● **DESCRIPTION OF THE TASK**:
Please write out the material that follows, exactly as it stands.

● **DATA PROVIDED**:
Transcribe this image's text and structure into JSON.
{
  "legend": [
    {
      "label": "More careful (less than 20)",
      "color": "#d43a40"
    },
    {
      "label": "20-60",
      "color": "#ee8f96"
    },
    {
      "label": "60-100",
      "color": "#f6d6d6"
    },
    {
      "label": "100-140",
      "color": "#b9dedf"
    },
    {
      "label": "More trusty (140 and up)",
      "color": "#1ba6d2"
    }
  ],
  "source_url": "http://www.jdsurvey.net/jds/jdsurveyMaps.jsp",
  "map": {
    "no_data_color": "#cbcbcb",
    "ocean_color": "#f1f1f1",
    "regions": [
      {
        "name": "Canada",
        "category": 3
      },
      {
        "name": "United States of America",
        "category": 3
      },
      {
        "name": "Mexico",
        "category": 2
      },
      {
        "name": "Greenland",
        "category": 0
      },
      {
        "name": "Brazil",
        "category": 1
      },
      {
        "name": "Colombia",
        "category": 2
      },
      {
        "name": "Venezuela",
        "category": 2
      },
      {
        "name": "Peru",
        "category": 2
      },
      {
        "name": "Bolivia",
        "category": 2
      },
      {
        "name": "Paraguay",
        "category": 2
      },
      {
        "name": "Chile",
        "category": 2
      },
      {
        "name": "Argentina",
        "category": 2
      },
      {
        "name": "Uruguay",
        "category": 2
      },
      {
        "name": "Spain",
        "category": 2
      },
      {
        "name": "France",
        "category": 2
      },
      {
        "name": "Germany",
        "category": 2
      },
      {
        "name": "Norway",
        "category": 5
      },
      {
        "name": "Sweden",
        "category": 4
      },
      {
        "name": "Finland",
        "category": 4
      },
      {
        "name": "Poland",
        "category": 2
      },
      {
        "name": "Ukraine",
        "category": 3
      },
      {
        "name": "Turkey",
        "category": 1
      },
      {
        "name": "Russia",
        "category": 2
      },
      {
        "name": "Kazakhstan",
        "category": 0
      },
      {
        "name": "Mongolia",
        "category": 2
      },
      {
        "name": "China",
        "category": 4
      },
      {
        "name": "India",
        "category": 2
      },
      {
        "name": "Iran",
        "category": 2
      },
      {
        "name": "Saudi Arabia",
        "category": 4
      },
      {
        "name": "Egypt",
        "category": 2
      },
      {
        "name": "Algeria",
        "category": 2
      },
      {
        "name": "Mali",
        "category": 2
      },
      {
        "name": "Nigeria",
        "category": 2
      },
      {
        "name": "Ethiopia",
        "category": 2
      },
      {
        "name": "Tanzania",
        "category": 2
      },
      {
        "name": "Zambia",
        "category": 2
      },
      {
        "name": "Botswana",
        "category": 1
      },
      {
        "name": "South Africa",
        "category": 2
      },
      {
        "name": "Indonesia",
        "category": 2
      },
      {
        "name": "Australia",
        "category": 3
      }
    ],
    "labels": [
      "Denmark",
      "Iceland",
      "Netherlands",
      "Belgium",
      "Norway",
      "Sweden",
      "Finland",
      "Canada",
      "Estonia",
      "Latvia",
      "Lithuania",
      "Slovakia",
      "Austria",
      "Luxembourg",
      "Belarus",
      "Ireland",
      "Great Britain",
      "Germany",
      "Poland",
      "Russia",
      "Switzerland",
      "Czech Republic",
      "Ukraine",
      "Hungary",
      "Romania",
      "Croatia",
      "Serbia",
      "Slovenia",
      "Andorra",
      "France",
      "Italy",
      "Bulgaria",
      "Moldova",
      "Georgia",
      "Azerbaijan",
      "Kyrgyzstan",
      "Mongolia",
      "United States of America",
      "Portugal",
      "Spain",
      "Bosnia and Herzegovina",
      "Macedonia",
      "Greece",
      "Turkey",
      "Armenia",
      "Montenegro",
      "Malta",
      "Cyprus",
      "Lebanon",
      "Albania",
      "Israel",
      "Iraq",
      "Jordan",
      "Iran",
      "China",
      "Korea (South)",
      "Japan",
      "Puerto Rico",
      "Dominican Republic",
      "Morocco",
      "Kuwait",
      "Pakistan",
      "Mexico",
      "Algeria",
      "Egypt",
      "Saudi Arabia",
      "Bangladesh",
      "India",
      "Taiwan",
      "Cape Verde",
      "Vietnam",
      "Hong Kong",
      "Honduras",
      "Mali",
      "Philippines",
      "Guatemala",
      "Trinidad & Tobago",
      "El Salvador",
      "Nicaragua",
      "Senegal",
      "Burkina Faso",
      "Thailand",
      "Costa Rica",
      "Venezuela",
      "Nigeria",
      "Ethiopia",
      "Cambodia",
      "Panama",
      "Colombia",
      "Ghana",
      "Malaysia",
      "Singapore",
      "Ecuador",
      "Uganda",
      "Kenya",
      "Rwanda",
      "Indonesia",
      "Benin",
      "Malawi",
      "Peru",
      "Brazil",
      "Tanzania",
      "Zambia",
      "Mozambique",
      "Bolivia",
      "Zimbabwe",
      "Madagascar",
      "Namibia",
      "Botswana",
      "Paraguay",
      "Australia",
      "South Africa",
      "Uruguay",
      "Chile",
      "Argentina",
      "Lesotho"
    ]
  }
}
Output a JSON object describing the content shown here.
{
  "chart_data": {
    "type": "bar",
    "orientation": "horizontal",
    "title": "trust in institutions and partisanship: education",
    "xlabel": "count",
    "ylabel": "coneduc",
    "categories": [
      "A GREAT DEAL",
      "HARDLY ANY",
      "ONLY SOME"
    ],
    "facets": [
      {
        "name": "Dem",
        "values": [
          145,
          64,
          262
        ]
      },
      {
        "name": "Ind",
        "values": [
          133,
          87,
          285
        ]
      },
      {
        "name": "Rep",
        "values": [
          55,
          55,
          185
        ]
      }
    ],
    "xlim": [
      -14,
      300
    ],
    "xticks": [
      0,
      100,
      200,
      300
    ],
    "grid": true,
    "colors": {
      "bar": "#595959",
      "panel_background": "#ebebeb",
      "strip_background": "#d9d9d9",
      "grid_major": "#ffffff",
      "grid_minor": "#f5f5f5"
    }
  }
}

● **RESULT**:
Transcribe this image's text and structure into JSON.
{
  "legend": [
    {
      "label": "More careful (less than 20)",
      "color": "#d43a40"
    },
    {
      "label": "20-60",
      "color": "#ee8f96"
    },
    {
      "label": "60-100",
      "color": "#f6d6d6"
    },
    {
      "label": "100-140",
      "color": "#b9dedf"
    },
    {
      "label": "More trusty (140 and up)",
      "color": "#1ba6d2"
    }
  ],
  "source_url": "http://www.jdsurvey.net/jds/jdsurveyMaps.jsp",
  "map": {
    "no_data_color": "#cbcbcb",
    "ocean_color": "#f1f1f1",
    "regions": [
      {
        "name": "Canada",
        "category": 3
      },
      {
        "name": "United States of America",
        "category": 3
      },
      {
        "name": "Mexico",
        "category": 2
      },
      {
        "name": "Greenland",
        "category": 0
      },
      {
        "name": "Brazil",
        "category": 1
      },
      {
        "name": "Colombia",
        "category": 2
      },
      {
        "name": "Venezuela",
        "category": 2
      },
      {
        "name": "Peru",
        "category": 2
      },
      {
        "name": "Bolivia",
        "category": 2
      },
      {
        "name": "Paraguay",
        "category": 2
      },
      {
        "name": "Chile",
        "category": 2
      },
      {
        "name": "Argentina",
        "category": 2
      },
      {
        "name": "Uruguay",
        "category": 2
      },
      {
        "name": "Spain",
        "category": 2
      },
      {
        "name": "France",
        "category": 2
      },
      {
        "name": "Germany",
        "category": 2
      },
      {
        "name": "Norway",
        "category": 5
      },
      {
        "name": "Sweden",
        "category": 4
      },
      {
        "name": "Finland",
        "category": 4
      },
      {
        "name": "Poland",
        "category": 2
      },
      {
        "name": "Ukraine",
        "category": 3
      },
      {
        "name": "Turkey",
        "category": 1
      },
      {
        "name": "Russia",
        "category": 2
      },
      {
        "name": "Kazakhstan",
        "category": 0
      },
      {
        "name": "Mongolia",
        "category": 2
      },
      {
        "name": "China",
        "category": 4
      },
      {
        "name": "India",
        "category": 2
      },
      {
        "name": "Iran",
        "category": 2
      },
      {
        "name": "Saudi Arabia",
        "category": 4
      },
      {
        "name": "Egypt",
        "category": 2
      },
      {
        "name": "Algeria",
        "category": 2
      },
      {
        "name": "Mali",
        "category": 2
      },
      {
        "name": "Nigeria",
        "category": 2
      },
      {
        "name": "Ethiopia",
        "category": 2
      },
      {
        "name": "Tanzania",
        "category": 2
      },
      {
        "name": "Zambia",
        "category": 2
      },
      {
        "name": "Botswana",
        "category": 1
      },
      {
        "name": "South Africa",
        "category": 2
      },
      {
        "name": "Indonesia",
        "category": 2
      },
      {
        "name": "Australia",
        "category": 3
      }
    ],
    "labels": [
      "Denmark",
      "Iceland",
      "Netherlands",
      "Belgium",
      "Norway",
      "Sweden",
      "Finland",
      "Canada",
      "Estonia",
      "Latvia",
      "Lithuania",
      "Slovakia",
      "Austria",
      "Luxembourg",
      "Belarus",
      "Ireland",
      "Great Britain",
      "Germany",
      "Poland",
      "Russia",
      "Switzerland",
      "Czech Republic",
      "Ukraine",
      "Hungary",
      "Romania",
      "Croatia",
      "Serbia",
      "Slovenia",
      "Andorra",
      "France",
      "Italy",
      "Bulgaria",
      "Moldova",
      "Georgia",
      "Azerbaijan",
      "Kyrgyzstan",
      "Mongolia",
      "United States of America",
      "Portugal",
      "Spain",
      "Bosnia and Herzegovina",
      "Macedonia",
      "Greece",
      "Turkey",
      "Armenia",
      "Montenegro",
      "Malta",
      "Cyprus",
      "Lebanon",
      "Albania",
      "Israel",
      "Iraq",
      "Jordan",
      "Iran",
      "China",
      "Korea (South)",
      "Japan",
      "Puerto Rico",
      "Dominican Republic",
      "Morocco",
      "Kuwait",
      "Pakistan",
      "Mexico",
      "Algeria",
      "Egypt",
      "Saudi Arabia",
      "Bangladesh",
      "India",
      "Taiwan",
      "Cape Verde",
      "Vietnam",
      "Hong Kong",
      "Honduras",
      "Mali",
      "Philippines",
      "Guatemala",
      "Trinidad & Tobago",
      "El Salvador",
      "Nicaragua",
      "Senegal",
      "Burkina Faso",
      "Thailand",
      "Costa Rica",
      "Venezuela",
      "Nigeria",
      "Ethiopia",
      "Cambodia",
      "Panama",
      "Colombia",
      "Ghana",
      "Malaysia",
      "Singapore",
      "Ecuador",
      "Uganda",
      "Kenya",
      "Rwanda",
      "Indonesia",
      "Benin",
      "Malawi",
      "Peru",
      "Brazil",
      "Tanzania",
      "Zambia",
      "Mozambique",
      "Bolivia",
      "Zimbabwe",
      "Madagascar",
      "Namibia",
      "Botswana",
      "Paraguay",
      "Australia",
      "South Africa",
      "Uruguay",
      "Chile",
      "Argentina",
      "Lesotho"
    ]
  }
}
Output a JSON object describing the content shown here.
{
  "chart_data": {
    "type": "bar",
    "orientation": "horizontal",
    "title": "trust in institutions and partisanship: education",
    "xlabel": "count",
    "ylabel": "coneduc",
    "categories": [
      "A GREAT DEAL",
      "HARDLY ANY",
      "ONLY SOME"
    ],
    "facets": [
      {
        "name": "Dem",
        "values": [
          145,
          64,
          262
        ]
      },
      {
        "name": "Ind",
        "values": [
          133,
          87,
          285
        ]
      },
      {
        "name": "Rep",
        "values": [
          55,
          55,
          185
        ]
      }
    ],
    "xlim": [
      -14,
      300
    ],
    "xticks": [
      0,
      100,
      200,
      300
    ],
    "grid": true,
    "colors": {
      "bar": "#595959",
      "panel_background": "#ebebeb",
      "strip_background": "#d9d9d9",
      "grid_major": "#ffffff",
      "grid_minor": "#f5f5f5"
    }
  }
}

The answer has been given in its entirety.